What you should do:
The records below must be duplicated exactly, character for character.

Entries taken from a collection:
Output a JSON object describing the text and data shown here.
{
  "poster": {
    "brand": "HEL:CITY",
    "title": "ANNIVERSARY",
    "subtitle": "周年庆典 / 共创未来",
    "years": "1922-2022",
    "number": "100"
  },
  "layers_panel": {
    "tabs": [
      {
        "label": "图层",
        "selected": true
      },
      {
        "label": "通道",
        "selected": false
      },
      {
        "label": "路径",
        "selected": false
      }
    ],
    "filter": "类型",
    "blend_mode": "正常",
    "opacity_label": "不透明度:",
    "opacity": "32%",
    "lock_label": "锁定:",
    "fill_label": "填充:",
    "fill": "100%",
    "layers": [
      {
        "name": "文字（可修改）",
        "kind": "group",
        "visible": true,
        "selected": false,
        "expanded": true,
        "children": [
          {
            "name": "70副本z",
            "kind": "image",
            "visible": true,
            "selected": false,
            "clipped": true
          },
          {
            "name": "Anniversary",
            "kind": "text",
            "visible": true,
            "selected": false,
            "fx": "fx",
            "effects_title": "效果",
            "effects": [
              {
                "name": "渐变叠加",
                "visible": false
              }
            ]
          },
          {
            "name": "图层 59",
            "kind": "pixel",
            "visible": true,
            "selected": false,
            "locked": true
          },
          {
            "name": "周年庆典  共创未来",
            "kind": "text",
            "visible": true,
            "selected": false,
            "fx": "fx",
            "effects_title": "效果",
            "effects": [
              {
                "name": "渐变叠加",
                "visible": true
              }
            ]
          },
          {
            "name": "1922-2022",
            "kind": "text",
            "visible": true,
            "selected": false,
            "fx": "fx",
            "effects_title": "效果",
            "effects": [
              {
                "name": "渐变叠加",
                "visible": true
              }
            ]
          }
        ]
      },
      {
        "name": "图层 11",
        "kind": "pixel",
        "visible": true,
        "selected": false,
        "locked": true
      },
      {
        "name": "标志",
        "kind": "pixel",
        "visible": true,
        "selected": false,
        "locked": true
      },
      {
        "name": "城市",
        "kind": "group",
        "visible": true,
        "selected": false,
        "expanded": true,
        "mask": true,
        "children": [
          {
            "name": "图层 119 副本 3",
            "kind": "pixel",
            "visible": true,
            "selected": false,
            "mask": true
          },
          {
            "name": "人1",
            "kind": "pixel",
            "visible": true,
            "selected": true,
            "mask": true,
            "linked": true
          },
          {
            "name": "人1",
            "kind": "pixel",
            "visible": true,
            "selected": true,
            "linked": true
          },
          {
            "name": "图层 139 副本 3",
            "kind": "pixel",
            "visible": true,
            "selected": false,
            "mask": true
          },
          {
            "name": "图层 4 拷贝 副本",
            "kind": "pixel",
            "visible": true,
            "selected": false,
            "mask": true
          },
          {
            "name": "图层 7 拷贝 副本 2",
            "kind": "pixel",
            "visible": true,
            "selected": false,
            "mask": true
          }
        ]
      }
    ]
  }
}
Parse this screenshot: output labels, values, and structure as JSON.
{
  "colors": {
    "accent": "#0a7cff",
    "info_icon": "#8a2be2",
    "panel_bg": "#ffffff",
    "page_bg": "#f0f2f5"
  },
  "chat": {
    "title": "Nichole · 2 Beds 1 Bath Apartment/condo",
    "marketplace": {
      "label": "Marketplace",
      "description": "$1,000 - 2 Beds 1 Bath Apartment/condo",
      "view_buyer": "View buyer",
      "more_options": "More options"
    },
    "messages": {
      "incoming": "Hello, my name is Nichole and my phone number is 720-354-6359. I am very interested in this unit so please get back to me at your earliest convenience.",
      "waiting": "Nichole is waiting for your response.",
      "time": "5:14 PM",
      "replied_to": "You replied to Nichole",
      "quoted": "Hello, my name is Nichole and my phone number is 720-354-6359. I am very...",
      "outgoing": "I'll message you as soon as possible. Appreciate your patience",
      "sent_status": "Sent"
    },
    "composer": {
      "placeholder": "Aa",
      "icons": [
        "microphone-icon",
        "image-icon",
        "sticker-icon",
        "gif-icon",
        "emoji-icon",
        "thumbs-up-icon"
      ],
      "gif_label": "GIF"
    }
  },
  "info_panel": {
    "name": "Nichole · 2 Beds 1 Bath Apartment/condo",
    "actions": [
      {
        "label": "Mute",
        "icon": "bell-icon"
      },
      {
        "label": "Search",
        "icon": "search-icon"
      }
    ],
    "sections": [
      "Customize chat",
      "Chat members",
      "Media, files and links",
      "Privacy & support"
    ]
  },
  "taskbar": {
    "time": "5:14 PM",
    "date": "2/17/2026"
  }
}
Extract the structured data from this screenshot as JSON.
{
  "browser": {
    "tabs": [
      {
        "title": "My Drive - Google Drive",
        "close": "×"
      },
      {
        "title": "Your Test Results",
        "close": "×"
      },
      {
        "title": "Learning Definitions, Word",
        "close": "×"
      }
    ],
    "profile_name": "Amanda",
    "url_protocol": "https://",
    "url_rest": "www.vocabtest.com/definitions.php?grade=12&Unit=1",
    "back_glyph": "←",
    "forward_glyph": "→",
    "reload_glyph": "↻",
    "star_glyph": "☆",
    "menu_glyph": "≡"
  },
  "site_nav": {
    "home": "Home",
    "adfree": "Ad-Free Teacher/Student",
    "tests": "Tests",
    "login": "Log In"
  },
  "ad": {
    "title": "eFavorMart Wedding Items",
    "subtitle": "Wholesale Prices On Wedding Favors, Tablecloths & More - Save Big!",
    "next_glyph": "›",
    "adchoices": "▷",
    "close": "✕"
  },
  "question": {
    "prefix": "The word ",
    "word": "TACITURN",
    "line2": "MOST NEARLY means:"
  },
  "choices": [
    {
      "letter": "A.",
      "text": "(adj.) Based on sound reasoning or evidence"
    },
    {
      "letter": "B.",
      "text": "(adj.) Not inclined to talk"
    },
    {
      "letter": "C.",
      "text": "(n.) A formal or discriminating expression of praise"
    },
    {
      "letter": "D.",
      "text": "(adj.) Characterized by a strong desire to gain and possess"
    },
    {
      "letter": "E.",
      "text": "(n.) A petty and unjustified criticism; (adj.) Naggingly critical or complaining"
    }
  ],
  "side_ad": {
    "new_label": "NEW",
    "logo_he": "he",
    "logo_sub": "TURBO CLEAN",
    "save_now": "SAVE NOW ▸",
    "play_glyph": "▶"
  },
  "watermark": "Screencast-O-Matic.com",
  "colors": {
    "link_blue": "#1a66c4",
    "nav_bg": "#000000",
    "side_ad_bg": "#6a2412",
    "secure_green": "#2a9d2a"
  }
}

Task answer:
Output a JSON object describing the text and data shown here.
{
  "poster": {
    "brand": "HEL:CITY",
    "title": "ANNIVERSARY",
    "subtitle": "周年庆典 / 共创未来",
    "years": "1922-2022",
    "number": "100"
  },
  "layers_panel": {
    "tabs": [
      {
        "label": "图层",
        "selected": true
      },
      {
        "label": "通道",
        "selected": false
      },
      {
        "label": "路径",
        "selected": false
      }
    ],
    "filter": "类型",
    "blend_mode": "正常",
    "opacity_label": "不透明度:",
    "opacity": "32%",
    "lock_label": "锁定:",
    "fill_label": "填充:",
    "fill": "100%",
    "layers": [
      {
        "name": "文字（可修改）",
        "kind": "group",
        "visible": true,
        "selected": false,
        "expanded": true,
        "children": [
          {
            "name": "70副本z",
            "kind": "image",
            "visible": true,
            "selected": false,
            "clipped": true
          },
          {
            "name": "Anniversary",
            "kind": "text",
            "visible": true,
            "selected": false,
            "fx": "fx",
            "effects_title": "效果",
            "effects": [
              {
                "name": "渐变叠加",
                "visible": false
              }
            ]
          },
          {
            "name": "图层 59",
            "kind": "pixel",
            "visible": true,
            "selected": false,
            "locked": true
          },
          {
            "name": "周年庆典  共创未来",
            "kind": "text",
            "visible": true,
            "selected": false,
            "fx": "fx",
            "effects_title": "效果",
            "effects": [
              {
                "name": "渐变叠加",
                "visible": true
              }
            ]
          },
          {
            "name": "1922-2022",
            "kind": "text",
            "visible": true,
            "selected": false,
            "fx": "fx",
            "effects_title": "效果",
            "effects": [
              {
                "name": "渐变叠加",
                "visible": true
              }
            ]
          }
        ]
      },
      {
        "name": "图层 11",
        "kind": "pixel",
        "visible": true,
        "selected": false,
        "locked": true
      },
      {
        "name": "标志",
        "kind": "pixel",
        "visible": true,
        "selected": false,
        "locked": true
      },
      {
        "name": "城市",
        "kind": "group",
        "visible": true,
        "selected": false,
        "expanded": true,
        "mask": true,
        "children": [
          {
            "name": "图层 119 副本 3",
            "kind": "pixel",
            "visible": true,
            "selected": false,
            "mask": true
          },
          {
            "name": "人1",
            "kind": "pixel",
            "visible": true,
            "selected": true,
            "mask": true,
            "linked": true
          },
          {
            "name": "人1",
            "kind": "pixel",
            "visible": true,
            "selected": true,
            "linked": true
          },
          {
            "name": "图层 139 副本 3",
            "kind": "pixel",
            "visible": true,
            "selected": false,
            "mask": true
          },
          {
            "name": "图层 4 拷贝 副本",
            "kind": "pixel",
            "visible": true,
            "selected": false,
            "mask": true
          },
          {
            "name": "图层 7 拷贝 副本 2",
            "kind": "pixel",
            "visible": true,
            "selected": false,
            "mask": true
          }
        ]
      }
    ]
  }
}
Parse this screenshot: output labels, values, and structure as JSON.
{
  "colors": {
    "accent": "#0a7cff",
    "info_icon": "#8a2be2",
    "panel_bg": "#ffffff",
    "page_bg": "#f0f2f5"
  },
  "chat": {
    "title": "Nichole · 2 Beds 1 Bath Apartment/condo",
    "marketplace": {
      "label": "Marketplace",
      "description": "$1,000 - 2 Beds 1 Bath Apartment/condo",
      "view_buyer": "View buyer",
      "more_options": "More options"
    },
    "messages": {
      "incoming": "Hello, my name is Nichole and my phone number is 720-354-6359. I am very interested in this unit so please get back to me at your earliest convenience.",
      "waiting": "Nichole is waiting for your response.",
      "time": "5:14 PM",
      "replied_to": "You replied to Nichole",
      "quoted": "Hello, my name is Nichole and my phone number is 720-354-6359. I am very...",
      "outgoing": "I'll message you as soon as possible. Appreciate your patience",
      "sent_status": "Sent"
    },
    "composer": {
      "placeholder": "Aa",
      "icons": [
        "microphone-icon",
        "image-icon",
        "sticker-icon",
        "gif-icon",
        "emoji-icon",
        "thumbs-up-icon"
      ],
      "gif_label": "GIF"
    }
  },
  "info_panel": {
    "name": "Nichole · 2 Beds 1 Bath Apartment/condo",
    "actions": [
      {
        "label": "Mute",
        "icon": "bell-icon"
      },
      {
        "label": "Search",
        "icon": "search-icon"
      }
    ],
    "sections": [
      "Customize chat",
      "Chat members",
      "Media, files and links",
      "Privacy & support"
    ]
  },
  "taskbar": {
    "time": "5:14 PM",
    "date": "2/17/2026"
  }
}
Extract the structured data from this screenshot as JSON.
{
  "browser": {
    "tabs": [
      {
        "title": "My Drive - Google Drive",
        "close": "×"
      },
      {
        "title": "Your Test Results",
        "close": "×"
      },
      {
        "title": "Learning Definitions, Word",
        "close": "×"
      }
    ],
    "profile_name": "Amanda",
    "url_protocol": "https://",
    "url_rest": "www.vocabtest.com/definitions.php?grade=12&Unit=1",
    "back_glyph": "←",
    "forward_glyph": "→",
    "reload_glyph": "↻",
    "star_glyph": "☆",
    "menu_glyph": "≡"
  },
  "site_nav": {
    "home": "Home",
    "adfree": "Ad-Free Teacher/Student",
    "tests": "Tests",
    "login": "Log In"
  },
  "ad": {
    "title": "eFavorMart Wedding Items",
    "subtitle": "Wholesale Prices On Wedding Favors, Tablecloths & More - Save Big!",
    "next_glyph": "›",
    "adchoices": "▷",
    "close": "✕"
  },
  "question": {
    "prefix": "The word ",
    "word": "TACITURN",
    "line2": "MOST NEARLY means:"
  },
  "choices": [
    {
      "letter": "A.",
      "text": "(adj.) Based on sound reasoning or evidence"
    },
    {
      "letter": "B.",
      "text": "(adj.) Not inclined to talk"
    },
    {
      "letter": "C.",
      "text": "(n.) A formal or discriminating expression of praise"
    },
    {
      "letter": "D.",
      "text": "(adj.) Characterized by a strong desire to gain and possess"
    },
    {
      "letter": "E.",
      "text": "(n.) A petty and unjustified criticism; (adj.) Naggingly critical or complaining"
    }
  ],
  "side_ad": {
    "new_label": "NEW",
    "logo_he": "he",
    "logo_sub": "TURBO CLEAN",
    "save_now": "SAVE NOW ▸",
    "play_glyph": "▶"
  },
  "watermark": "Screencast-O-Matic.com",
  "colors": {
    "link_blue": "#1a66c4",
    "nav_bg": "#000000",
    "side_ad_bg": "#6a2412",
    "secure_green": "#2a9d2a"
  }
}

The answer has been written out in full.